WHAT THE TASK REQUIRES
Find and return every line of the data that contains the word "means".

Start of RECORDS SUPPLIED

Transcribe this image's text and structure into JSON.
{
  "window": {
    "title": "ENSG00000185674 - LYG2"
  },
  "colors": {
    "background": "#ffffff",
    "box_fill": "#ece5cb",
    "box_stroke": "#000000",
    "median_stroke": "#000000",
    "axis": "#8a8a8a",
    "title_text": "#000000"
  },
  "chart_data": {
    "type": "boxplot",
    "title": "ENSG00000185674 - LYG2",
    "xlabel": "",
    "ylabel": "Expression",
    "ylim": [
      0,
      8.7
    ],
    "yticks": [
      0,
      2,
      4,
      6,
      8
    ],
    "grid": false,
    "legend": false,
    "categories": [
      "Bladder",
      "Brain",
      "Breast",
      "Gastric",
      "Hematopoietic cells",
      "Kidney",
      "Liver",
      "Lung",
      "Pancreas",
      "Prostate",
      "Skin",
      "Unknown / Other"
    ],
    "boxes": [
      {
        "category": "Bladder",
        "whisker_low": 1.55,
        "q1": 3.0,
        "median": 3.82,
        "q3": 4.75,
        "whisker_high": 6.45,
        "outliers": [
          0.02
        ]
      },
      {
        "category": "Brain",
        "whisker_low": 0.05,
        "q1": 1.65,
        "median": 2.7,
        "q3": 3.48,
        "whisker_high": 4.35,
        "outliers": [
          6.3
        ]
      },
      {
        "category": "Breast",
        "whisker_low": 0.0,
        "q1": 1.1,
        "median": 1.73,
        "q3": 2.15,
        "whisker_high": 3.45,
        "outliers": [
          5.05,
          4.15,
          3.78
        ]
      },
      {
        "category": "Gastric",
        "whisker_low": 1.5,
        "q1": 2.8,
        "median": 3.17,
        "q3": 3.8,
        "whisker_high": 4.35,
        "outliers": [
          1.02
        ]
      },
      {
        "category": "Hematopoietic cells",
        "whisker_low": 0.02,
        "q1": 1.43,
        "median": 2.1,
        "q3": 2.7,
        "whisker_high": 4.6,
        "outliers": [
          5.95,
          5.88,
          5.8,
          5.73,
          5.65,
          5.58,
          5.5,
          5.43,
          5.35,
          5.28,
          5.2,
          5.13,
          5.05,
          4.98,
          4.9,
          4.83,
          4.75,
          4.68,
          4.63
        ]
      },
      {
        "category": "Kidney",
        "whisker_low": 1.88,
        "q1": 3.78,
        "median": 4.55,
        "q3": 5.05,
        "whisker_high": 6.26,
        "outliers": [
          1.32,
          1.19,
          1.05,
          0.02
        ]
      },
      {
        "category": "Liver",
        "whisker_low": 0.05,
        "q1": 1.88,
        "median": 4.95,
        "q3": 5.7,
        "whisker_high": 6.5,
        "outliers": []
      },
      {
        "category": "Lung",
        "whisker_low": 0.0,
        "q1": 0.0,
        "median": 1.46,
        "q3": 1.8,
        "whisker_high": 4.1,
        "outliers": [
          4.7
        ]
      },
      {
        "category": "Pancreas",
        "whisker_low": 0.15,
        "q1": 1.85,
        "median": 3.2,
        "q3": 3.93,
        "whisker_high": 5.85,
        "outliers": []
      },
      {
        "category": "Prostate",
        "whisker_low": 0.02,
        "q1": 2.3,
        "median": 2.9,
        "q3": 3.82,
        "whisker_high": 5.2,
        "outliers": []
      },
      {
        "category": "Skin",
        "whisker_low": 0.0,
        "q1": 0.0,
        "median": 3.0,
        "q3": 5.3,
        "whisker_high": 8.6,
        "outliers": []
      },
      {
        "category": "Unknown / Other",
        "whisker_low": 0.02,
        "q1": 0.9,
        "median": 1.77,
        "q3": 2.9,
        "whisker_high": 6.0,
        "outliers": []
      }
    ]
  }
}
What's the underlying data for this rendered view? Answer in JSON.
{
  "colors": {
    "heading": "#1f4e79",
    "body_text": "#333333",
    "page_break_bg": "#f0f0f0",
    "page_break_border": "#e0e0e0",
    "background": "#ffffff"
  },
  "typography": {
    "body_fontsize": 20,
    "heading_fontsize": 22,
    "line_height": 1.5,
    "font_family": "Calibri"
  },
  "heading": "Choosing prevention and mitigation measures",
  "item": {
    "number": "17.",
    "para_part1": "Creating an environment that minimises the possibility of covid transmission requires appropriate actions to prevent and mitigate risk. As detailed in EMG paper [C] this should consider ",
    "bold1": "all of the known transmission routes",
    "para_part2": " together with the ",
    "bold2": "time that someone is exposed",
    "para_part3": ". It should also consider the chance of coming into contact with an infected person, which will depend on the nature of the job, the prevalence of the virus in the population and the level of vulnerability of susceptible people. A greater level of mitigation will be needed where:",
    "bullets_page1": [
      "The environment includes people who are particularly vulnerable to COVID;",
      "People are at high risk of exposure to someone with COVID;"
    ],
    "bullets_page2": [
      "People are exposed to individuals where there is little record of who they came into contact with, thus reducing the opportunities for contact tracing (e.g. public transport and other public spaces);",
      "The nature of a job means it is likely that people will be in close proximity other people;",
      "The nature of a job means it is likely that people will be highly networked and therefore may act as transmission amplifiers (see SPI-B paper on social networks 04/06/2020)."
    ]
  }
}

End of RECORDS SUPPLIED

SOLUTION TO THIS PROBLEM
      "The nature of a job means it is likely that people will be in close proximity other people;",
      "The nature of a job means it is likely that people will be highly networked and therefore may act as transmission amplifiers (see SPI-B paper on social networks 04/06/2020)."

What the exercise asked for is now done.